WHAT NEEDS TO BE DONE:
Retype the lines that start with the one containing "emoji-item[interactable]: 不知 (598, 69, 619, 80)" and end with the one containing "emoji-item[interactable]: 狂笑 (556, 138, 577, 149)", both included, character for character.

DATASET EXTRACT:
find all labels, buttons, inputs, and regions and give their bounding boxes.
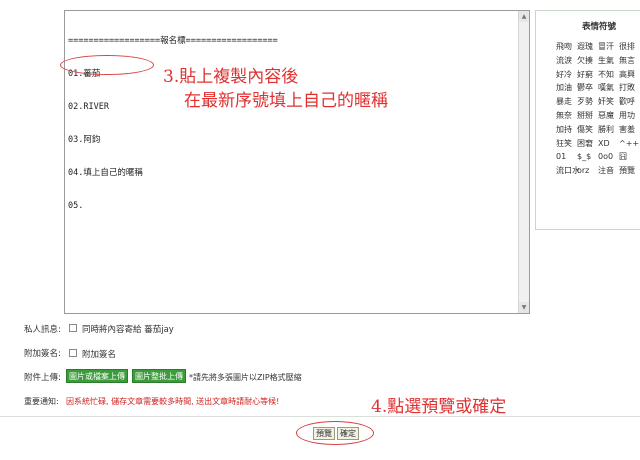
emoji-item[interactable]: 不知 (598, 69, 619, 80)
emoji-item[interactable]: 勝利 (598, 124, 619, 135)
emoji-item[interactable]: 生氣 (598, 55, 619, 66)
emoji-item[interactable]: 欠揍 (577, 55, 598, 66)
post-content-editor[interactable]: ==================報名標================== … (64, 10, 530, 314)
highlight-oval-actions (296, 421, 374, 445)
highlight-oval-nickname (60, 55, 154, 75)
private-msg-checkbox[interactable] (69, 324, 77, 332)
emoji-item[interactable]: 很排 (619, 41, 640, 52)
annotation-step4: 4.點選預覽或確定 (371, 397, 507, 417)
notice-text: 因系統忙碌, 儲存文章需要較多時間, 送出文章時請耐心等候! (66, 397, 280, 406)
emoji-row: 流口水orz 注音 預覽 (556, 165, 640, 179)
emoji-item[interactable]: 好窮 (577, 69, 598, 80)
upload-file-button[interactable]: 圖片或檔案上傳 (66, 369, 128, 383)
signature-checkbox-label: 附加簽名 (82, 350, 117, 360)
emoji-row: 01 $_$ 0o0 囧 (556, 151, 640, 165)
emoji-item[interactable]: 無奈 (556, 110, 577, 121)
emoji-item[interactable]: 加油 (556, 82, 577, 93)
emoji-item[interactable]: 0o0 (598, 152, 619, 161)
emoji-item[interactable]: 狂笑 (556, 138, 577, 149)
signature-checkbox[interactable] (69, 349, 77, 357)
emoji-item[interactable]: 冒汗 (598, 41, 619, 52)
emoji-row: 加持 傷笑 勝利 害羞 (556, 124, 640, 138)
emoji-item[interactable]: 鬱卒 (577, 82, 598, 93)
emoji-item[interactable]: XD (598, 139, 619, 148)
emoji-item[interactable]: 用功 (619, 110, 640, 121)
emoji-item[interactable]: 暴走 (556, 96, 577, 107)
signature-label: 附加簽名: (24, 349, 61, 359)
emoji-panel: 表情符號 飛吻 遐瑰 冒汗 很排 流淚 欠揍 生氣 無言 好冷 好窮 不知 高興 加油 鬱卒 嘆氣 打敗… (535, 10, 640, 230)
emoji-item[interactable]: 歡呼 (619, 96, 640, 107)
emoji-item[interactable]: 加持 (556, 124, 577, 135)
emoji-item[interactable]: 01 (556, 152, 577, 161)
private-msg-checkbox-label: 同時將內容寄給 蕃茄jay (82, 325, 174, 335)
emoji-item[interactable]: 掰掰 (577, 110, 598, 121)
emoji-item[interactable]: 流口水 (556, 165, 580, 176)
editor-line: ==================報名標================== (68, 36, 278, 46)
emoji-item[interactable]: 困窘 (577, 138, 598, 149)
emoji-item[interactable]: 無言 (619, 55, 640, 66)
emoji-item[interactable]: 傷笑 (577, 124, 598, 135)
emoji-item[interactable]: 惡魔 (598, 110, 619, 121)
emoji-row: 無奈 掰掰 惡魔 用功 (556, 110, 640, 124)
emoji-item[interactable]: 打敗 (619, 82, 640, 93)
emoji-row: 飛吻 遐瑰 冒汗 很排 (556, 41, 640, 55)
emoji-item[interactable]: 歹勢 (577, 96, 598, 107)
emoji-item[interactable]: 注音 (598, 165, 619, 176)
emoji-item[interactable]: 好冷 (556, 69, 577, 80)
emoji-item[interactable]: 害羞 (619, 124, 640, 135)
divider (0, 416, 640, 417)
private-msg-label: 私人訊息: (24, 325, 61, 335)
editor-line: 03.阿鈞 (68, 135, 101, 145)
editor-line: 05. (68, 201, 84, 211)
notice-label: 重要通知: (24, 397, 59, 406)
emoji-row: 流淚 欠揍 生氣 無言 (556, 55, 640, 69)
emoji-item[interactable]: 高興 (619, 69, 640, 80)
emoji-item[interactable]: ^++^ (619, 139, 640, 148)
annotation-step3-line2: 在最新序號填上自己的暱稱 (184, 91, 388, 111)
emoji-row: 暴走 歹勢 奸笑 歡呼 (556, 96, 640, 110)
emoji-item[interactable]: 流淚 (556, 55, 577, 66)
editor-text: ==================報名標================== … (68, 14, 278, 234)
upload-hint: *請先將多張圖片以ZIP格式壓縮 (189, 373, 302, 382)
emoji-row: 狂笑困窘XD^++^ (556, 138, 640, 152)
emoji-item[interactable]: 預覽 (619, 165, 640, 176)
emoji-item[interactable]: 嘆氣 (598, 82, 619, 93)
emoji-item[interactable]: $_$ (577, 152, 598, 161)
emoji-item[interactable]: 遐瑰 (577, 41, 598, 52)
emoji-item[interactable]: orz (577, 166, 598, 175)
emoji-panel-title: 表情符號 (582, 22, 617, 32)
emoji-item[interactable]: 奸笑 (598, 96, 619, 107)
batch-upload-button[interactable]: 圖片整批上傳 (132, 369, 186, 383)
emoji-grid: 飛吻 遐瑰 冒汗 很排 流淚 欠揍 生氣 無言 好冷 好窮 不知 高興 加油 鬱卒 嘆氣 打敗 暴走 歹勢… (556, 41, 640, 179)
emoji-row: 加油 鬱卒 嘆氣 打敗 (556, 82, 640, 96)
scroll-down-icon[interactable]: ▼ (519, 302, 529, 313)
attachment-label: 附件上傳: (24, 373, 61, 383)
emoji-item[interactable]: 囧 (619, 151, 640, 162)
emoji-row: 好冷 好窮 不知 高興 (556, 69, 640, 83)
editor-line: 04.填上自己的暱稱 (68, 168, 143, 178)
editor-scrollbar[interactable]: ▲ ▼ (518, 11, 529, 313)
annotation-step3-line1: 3.貼上複製內容後 (163, 67, 299, 87)
scroll-up-icon[interactable]: ▲ (519, 11, 529, 22)
emoji-item[interactable]: 飛吻 (556, 41, 577, 52)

EXERCISE OUTPUT:
emoji-item[interactable]: 不知 (598, 69, 619, 80)
emoji-item[interactable]: 勝利 (598, 124, 619, 135)
emoji-item[interactable]: 生氣 (598, 55, 619, 66)
emoji-item[interactable]: 欠揍 (577, 55, 598, 66)
post-content-editor[interactable]: ==================報名標================== … (64, 10, 530, 314)
highlight-oval-actions (296, 421, 374, 445)
highlight-oval-nickname (60, 55, 154, 75)
private-msg-checkbox[interactable] (69, 324, 77, 332)
emoji-item[interactable]: 很排 (619, 41, 640, 52)
annotation-step4: 4.點選預覽或確定 (371, 397, 507, 417)
notice-text: 因系統忙碌, 儲存文章需要較多時間, 送出文章時請耐心等候! (66, 397, 280, 406)
emoji-row: 流口水orz 注音 預覽 (556, 165, 640, 179)
emoji-item[interactable]: 好窮 (577, 69, 598, 80)
upload-file-button[interactable]: 圖片或檔案上傳 (66, 369, 128, 383)
signature-checkbox-label: 附加簽名 (82, 350, 117, 360)
emoji-row: 01 $_$ 0o0 囧 (556, 151, 640, 165)
emoji-item[interactable]: 無奈 (556, 110, 577, 121)
emoji-item[interactable]: 加油 (556, 82, 577, 93)
emoji-item[interactable]: 0o0 (598, 152, 619, 161)
emoji-item[interactable]: 狂笑 (556, 138, 577, 149)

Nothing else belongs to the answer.